Records in a dataset:

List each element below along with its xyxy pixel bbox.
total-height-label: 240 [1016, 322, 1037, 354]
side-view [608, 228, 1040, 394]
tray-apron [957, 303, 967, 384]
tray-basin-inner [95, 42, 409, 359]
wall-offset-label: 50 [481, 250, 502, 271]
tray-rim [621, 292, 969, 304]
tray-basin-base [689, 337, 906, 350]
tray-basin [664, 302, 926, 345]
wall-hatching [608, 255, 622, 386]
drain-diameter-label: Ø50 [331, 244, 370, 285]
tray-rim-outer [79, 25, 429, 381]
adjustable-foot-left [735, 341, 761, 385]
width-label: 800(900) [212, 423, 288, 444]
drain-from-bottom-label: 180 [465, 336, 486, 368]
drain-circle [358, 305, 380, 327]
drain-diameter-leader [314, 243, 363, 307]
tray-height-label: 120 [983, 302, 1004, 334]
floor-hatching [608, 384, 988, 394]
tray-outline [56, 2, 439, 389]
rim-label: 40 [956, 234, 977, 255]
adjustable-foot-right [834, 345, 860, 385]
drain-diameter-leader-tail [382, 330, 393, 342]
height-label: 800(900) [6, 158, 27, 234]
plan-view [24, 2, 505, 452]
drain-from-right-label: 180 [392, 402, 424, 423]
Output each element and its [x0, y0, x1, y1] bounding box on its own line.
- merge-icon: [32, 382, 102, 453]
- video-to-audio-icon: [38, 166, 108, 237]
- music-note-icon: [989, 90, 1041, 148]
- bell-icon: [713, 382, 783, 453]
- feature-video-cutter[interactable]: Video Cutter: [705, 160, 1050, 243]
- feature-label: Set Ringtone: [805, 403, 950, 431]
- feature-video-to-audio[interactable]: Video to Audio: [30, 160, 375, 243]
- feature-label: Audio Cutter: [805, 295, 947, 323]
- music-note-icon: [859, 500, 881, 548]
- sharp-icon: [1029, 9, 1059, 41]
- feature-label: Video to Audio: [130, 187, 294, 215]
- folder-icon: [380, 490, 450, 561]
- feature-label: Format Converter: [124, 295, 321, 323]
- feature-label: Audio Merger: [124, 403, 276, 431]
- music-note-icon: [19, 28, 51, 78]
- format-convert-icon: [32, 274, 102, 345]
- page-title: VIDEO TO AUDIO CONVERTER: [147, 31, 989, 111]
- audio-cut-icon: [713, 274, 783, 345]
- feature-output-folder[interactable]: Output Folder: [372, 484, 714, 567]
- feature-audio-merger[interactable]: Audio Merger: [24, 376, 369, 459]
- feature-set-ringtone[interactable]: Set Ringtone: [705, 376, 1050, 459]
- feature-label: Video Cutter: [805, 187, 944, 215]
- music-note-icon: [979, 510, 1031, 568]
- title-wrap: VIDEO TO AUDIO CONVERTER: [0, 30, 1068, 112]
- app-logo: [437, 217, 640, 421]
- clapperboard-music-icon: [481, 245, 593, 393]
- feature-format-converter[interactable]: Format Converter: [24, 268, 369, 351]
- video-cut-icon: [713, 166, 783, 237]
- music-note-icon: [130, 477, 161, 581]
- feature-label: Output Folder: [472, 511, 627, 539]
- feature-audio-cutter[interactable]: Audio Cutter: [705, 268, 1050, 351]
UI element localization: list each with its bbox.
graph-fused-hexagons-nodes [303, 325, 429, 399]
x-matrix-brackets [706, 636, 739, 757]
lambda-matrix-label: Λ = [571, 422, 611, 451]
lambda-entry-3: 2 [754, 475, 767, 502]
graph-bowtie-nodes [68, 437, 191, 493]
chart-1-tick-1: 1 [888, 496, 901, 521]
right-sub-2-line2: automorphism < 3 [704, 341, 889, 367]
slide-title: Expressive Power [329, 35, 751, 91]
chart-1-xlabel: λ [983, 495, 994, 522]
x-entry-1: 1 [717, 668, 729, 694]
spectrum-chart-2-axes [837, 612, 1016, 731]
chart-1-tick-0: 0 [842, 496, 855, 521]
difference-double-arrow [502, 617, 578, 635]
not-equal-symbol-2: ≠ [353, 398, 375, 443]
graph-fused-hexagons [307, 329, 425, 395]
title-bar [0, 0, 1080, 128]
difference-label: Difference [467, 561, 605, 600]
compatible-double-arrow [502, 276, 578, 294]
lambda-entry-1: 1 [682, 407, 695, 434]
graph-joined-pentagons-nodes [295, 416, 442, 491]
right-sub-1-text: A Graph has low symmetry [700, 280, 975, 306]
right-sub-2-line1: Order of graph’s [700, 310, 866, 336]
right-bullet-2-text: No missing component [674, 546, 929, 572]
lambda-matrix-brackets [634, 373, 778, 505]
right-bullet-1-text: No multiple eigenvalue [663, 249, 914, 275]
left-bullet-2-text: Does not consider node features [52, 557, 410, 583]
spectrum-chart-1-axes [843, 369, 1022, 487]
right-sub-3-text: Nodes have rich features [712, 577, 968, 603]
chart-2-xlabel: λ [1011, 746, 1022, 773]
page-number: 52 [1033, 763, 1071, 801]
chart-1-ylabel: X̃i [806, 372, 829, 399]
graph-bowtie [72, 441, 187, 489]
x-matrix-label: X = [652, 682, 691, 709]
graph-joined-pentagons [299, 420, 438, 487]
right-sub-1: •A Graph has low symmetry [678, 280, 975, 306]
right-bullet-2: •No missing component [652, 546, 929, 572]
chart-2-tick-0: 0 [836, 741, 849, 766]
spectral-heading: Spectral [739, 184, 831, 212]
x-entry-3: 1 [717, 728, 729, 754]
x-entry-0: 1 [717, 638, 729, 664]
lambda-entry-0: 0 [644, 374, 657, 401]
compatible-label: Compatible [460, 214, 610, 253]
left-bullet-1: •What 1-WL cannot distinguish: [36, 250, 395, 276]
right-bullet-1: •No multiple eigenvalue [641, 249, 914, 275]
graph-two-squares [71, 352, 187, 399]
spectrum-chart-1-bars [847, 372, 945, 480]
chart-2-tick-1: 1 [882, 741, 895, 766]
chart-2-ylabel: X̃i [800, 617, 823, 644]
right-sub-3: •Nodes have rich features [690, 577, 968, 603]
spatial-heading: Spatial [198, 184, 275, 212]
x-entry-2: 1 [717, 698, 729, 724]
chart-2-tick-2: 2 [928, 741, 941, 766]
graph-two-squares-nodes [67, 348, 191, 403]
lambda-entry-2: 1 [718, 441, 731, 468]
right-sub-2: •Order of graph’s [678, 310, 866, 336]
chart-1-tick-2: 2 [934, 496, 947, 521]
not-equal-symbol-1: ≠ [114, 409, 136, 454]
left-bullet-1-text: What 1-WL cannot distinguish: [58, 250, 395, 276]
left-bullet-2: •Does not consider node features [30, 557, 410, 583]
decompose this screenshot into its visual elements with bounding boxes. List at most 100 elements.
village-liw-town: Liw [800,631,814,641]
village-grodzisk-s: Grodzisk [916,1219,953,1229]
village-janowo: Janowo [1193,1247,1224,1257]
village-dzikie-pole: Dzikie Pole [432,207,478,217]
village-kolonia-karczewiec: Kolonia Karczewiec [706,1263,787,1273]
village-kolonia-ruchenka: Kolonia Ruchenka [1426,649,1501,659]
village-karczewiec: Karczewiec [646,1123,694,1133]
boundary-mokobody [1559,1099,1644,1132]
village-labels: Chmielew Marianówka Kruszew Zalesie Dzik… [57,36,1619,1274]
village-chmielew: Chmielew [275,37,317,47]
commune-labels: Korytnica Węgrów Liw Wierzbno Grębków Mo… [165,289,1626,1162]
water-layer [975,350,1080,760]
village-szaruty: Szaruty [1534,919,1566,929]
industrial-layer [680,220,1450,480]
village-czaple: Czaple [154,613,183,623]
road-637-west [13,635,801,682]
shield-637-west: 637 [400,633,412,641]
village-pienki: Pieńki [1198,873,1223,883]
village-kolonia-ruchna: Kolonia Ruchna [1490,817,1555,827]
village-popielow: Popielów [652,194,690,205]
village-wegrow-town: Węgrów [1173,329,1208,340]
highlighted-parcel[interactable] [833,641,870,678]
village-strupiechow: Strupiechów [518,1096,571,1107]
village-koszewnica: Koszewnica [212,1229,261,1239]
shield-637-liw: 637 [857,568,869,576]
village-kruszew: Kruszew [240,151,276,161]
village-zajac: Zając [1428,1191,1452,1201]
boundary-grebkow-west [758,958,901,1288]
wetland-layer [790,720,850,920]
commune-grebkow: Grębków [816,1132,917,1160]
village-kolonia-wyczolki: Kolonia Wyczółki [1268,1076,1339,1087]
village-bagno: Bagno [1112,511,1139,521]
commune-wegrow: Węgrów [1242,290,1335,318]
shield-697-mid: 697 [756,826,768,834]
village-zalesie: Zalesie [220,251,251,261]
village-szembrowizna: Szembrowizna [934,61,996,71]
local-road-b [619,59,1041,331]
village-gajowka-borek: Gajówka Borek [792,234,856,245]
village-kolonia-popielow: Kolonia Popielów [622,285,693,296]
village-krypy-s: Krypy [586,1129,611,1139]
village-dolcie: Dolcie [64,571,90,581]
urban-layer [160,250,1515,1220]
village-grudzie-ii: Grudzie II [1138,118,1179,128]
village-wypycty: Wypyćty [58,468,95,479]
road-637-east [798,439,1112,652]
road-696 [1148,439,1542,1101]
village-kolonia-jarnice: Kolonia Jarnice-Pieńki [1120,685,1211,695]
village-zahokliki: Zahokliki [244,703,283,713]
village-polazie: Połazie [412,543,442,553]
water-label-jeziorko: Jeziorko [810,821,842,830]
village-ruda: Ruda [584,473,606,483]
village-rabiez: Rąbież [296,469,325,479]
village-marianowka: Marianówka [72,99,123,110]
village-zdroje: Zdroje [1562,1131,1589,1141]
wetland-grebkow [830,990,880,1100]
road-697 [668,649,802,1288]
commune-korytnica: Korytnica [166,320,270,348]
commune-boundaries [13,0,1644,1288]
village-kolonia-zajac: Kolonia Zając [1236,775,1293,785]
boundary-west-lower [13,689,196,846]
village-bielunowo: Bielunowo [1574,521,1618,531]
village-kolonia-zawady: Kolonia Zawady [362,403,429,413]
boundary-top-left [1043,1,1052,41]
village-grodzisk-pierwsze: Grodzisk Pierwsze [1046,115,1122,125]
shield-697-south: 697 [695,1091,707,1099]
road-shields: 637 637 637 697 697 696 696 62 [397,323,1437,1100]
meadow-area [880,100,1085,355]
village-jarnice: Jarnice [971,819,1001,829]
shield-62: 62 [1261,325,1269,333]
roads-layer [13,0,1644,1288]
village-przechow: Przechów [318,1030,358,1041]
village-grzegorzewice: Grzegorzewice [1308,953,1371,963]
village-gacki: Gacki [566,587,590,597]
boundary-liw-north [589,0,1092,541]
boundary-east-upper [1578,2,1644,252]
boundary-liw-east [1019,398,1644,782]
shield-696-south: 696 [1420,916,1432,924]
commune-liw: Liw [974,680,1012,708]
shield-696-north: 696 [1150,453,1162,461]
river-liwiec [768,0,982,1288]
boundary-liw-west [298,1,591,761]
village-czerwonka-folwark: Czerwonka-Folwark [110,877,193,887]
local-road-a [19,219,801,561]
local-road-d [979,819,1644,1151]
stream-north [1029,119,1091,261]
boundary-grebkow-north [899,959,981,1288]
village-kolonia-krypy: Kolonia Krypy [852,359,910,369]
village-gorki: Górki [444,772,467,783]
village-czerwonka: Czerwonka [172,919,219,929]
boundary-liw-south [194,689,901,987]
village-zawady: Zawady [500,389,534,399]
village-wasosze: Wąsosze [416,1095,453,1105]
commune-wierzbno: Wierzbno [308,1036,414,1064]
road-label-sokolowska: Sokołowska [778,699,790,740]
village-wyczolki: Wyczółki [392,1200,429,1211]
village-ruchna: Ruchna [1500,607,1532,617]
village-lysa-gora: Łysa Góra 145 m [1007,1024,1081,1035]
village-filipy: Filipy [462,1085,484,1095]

→ Required task:
Give the part of the listing from its first line through the line containing "- feature-video-cutter[interactable]: Video", both ends included, as a JSON list of strings with one string per line and no blank lines.

→ Output:
[
  "List each element below along with its xyxy pixel bbox.",
  "total-height-label: 240 [1016, 322, 1037, 354]",
  "side-view [608, 228, 1040, 394]",
  "tray-apron [957, 303, 967, 384]",
  "tray-basin-inner [95, 42, 409, 359]",
  "wall-offset-label: 50 [481, 250, 502, 271]",
  "tray-rim [621, 292, 969, 304]",
  "tray-basin-base [689, 337, 906, 350]",
  "tray-basin [664, 302, 926, 345]",
  "wall-hatching [608, 255, 622, 386]",
  "drain-diameter-label: Ø50 [331, 244, 370, 285]",
  "tray-rim-outer [79, 25, 429, 381]",
  "adjustable-foot-left [735, 341, 761, 385]",
  "width-label: 800(900) [212, 423, 288, 444]",
  "drain-from-bottom-label: 180 [465, 336, 486, 368]",
  "drain-circle [358, 305, 380, 327]",
  "drain-diameter-leader [314, 243, 363, 307]",
  "tray-height-label: 120 [983, 302, 1004, 334]",
  "floor-hatching [608, 384, 988, 394]",
  "tray-outline [56, 2, 439, 389]",
  "rim-label: 40 [956, 234, 977, 255]",
  "adjustable-foot-right [834, 345, 860, 385]",
  "drain-diameter-leader-tail [382, 330, 393, 342]",
  "height-label: 800(900) [6, 158, 27, 234]",
  "plan-view [24, 2, 505, 452]",
  "drain-from-right-label: 180 [392, 402, 424, 423]",
  "Output each element and its [x0, y0, x1, y1] bounding box on its own line.",
  "- merge-icon: [32, 382, 102, 453]",
  "- video-to-audio-icon: [38, 166, 108, 237]",
  "- music-note-icon: [989, 90, 1041, 148]",
  "- bell-icon: [713, 382, 783, 453]",
  "- feature-video-cutter[interactable]: Video Cutter: [705, 160, 1050, 243]"
]